Exercise goal: Return, word for word, every line that follows.

Excerpted data:
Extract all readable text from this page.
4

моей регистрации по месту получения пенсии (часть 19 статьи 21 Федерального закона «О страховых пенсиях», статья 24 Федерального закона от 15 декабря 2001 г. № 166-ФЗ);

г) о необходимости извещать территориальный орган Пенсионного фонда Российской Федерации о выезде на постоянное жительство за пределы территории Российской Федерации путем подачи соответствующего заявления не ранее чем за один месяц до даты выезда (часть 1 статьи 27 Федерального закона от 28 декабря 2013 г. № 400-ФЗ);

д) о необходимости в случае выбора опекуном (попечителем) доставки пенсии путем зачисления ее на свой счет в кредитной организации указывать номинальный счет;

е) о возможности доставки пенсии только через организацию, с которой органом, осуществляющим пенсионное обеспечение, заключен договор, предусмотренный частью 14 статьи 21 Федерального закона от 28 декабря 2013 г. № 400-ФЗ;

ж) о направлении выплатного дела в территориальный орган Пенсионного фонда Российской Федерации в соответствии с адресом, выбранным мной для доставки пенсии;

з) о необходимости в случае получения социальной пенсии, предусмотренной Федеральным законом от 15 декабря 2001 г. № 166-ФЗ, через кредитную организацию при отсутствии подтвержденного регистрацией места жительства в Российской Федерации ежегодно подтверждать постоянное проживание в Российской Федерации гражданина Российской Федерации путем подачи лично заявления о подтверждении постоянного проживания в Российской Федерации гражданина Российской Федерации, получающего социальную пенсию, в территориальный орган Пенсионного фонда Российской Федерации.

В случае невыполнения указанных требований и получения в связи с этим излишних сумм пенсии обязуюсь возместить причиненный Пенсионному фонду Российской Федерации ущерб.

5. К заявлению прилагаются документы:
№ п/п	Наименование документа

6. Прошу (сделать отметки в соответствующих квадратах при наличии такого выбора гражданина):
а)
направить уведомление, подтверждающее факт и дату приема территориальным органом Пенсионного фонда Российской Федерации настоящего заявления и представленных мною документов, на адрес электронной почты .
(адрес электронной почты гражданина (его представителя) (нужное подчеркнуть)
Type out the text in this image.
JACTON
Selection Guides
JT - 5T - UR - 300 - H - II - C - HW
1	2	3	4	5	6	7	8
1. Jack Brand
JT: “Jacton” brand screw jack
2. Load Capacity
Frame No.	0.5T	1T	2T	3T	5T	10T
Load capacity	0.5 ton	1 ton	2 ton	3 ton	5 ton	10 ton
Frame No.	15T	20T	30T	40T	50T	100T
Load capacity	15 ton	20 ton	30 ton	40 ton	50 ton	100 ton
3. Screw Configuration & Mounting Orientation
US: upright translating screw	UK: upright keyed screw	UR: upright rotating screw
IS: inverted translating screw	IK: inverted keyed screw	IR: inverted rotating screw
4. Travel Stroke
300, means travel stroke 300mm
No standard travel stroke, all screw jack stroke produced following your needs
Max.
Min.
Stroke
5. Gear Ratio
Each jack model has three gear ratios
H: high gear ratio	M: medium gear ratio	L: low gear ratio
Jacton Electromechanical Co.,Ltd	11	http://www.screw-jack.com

Final result:
Extract all readable text from this page.
4

моей регистрации по месту получения пенсии (часть 19 статьи 21 Федерального закона «О страховых пенсиях», статья 24 Федерального закона от 15 декабря 2001 г. № 166-ФЗ);

г) о необходимости извещать территориальный орган Пенсионного фонда Российской Федерации о выезде на постоянное жительство за пределы территории Российской Федерации путем подачи соответствующего заявления не ранее чем за один месяц до даты выезда (часть 1 статьи 27 Федерального закона от 28 декабря 2013 г. № 400-ФЗ);

д) о необходимости в случае выбора опекуном (попечителем) доставки пенсии путем зачисления ее на свой счет в кредитной организации указывать номинальный счет;

е) о возможности доставки пенсии только через организацию, с которой органом, осуществляющим пенсионное обеспечение, заключен договор, предусмотренный частью 14 статьи 21 Федерального закона от 28 декабря 2013 г. № 400-ФЗ;

ж) о направлении выплатного дела в территориальный орган Пенсионного фонда Российской Федерации в соответствии с адресом, выбранным мной для доставки пенсии;

з) о необходимости в случае получения социальной пенсии, предусмотренной Федеральным законом от 15 декабря 2001 г. № 166-ФЗ, через кредитную организацию при отсутствии подтвержденного регистрацией места жительства в Российской Федерации ежегодно подтверждать постоянное проживание в Российской Федерации гражданина Российской Федерации путем подачи лично заявления о подтверждении постоянного проживания в Российской Федерации гражданина Российской Федерации, получающего социальную пенсию, в территориальный орган Пенсионного фонда Российской Федерации.

В случае невыполнения указанных требований и получения в связи с этим излишних сумм пенсии обязуюсь возместить причиненный Пенсионному фонду Российской Федерации ущерб.

5. К заявлению прилагаются документы:
№ п/п	Наименование документа

6. Прошу (сделать отметки в соответствующих квадратах при наличии такого выбора гражданина):
а)
направить уведомление, подтверждающее факт и дату приема территориальным органом Пенсионного фонда Российской Федерации настоящего заявления и представленных мною документов, на адрес электронной почты .
(адрес электронной почты гражданина (его представителя) (нужное подчеркнуть)
Type out the text in this image.
JACTON
Selection Guides
JT - 5T - UR - 300 - H - II - C - HW
1	2	3	4	5	6	7	8
1. Jack Brand
JT: “Jacton” brand screw jack
2. Load Capacity
Frame No.	0.5T	1T	2T	3T	5T	10T
Load capacity	0.5 ton	1 ton	2 ton	3 ton	5 ton	10 ton
Frame No.	15T	20T	30T	40T	50T	100T
Load capacity	15 ton	20 ton	30 ton	40 ton	50 ton	100 ton
3. Screw Configuration & Mounting Orientation
US: upright translating screw	UK: upright keyed screw	UR: upright rotating screw
IS: inverted translating screw	IK: inverted keyed screw	IR: inverted rotating screw
4. Travel Stroke
300, means travel stroke 300mm
No standard travel stroke, all screw jack stroke produced following your needs
Max.
Min.
Stroke
5. Gear Ratio
Each jack model has three gear ratios
H: high gear ratio	M: medium gear ratio	L: low gear ratio
Jacton Electromechanical Co.,Ltd	11	http://www.screw-jack.com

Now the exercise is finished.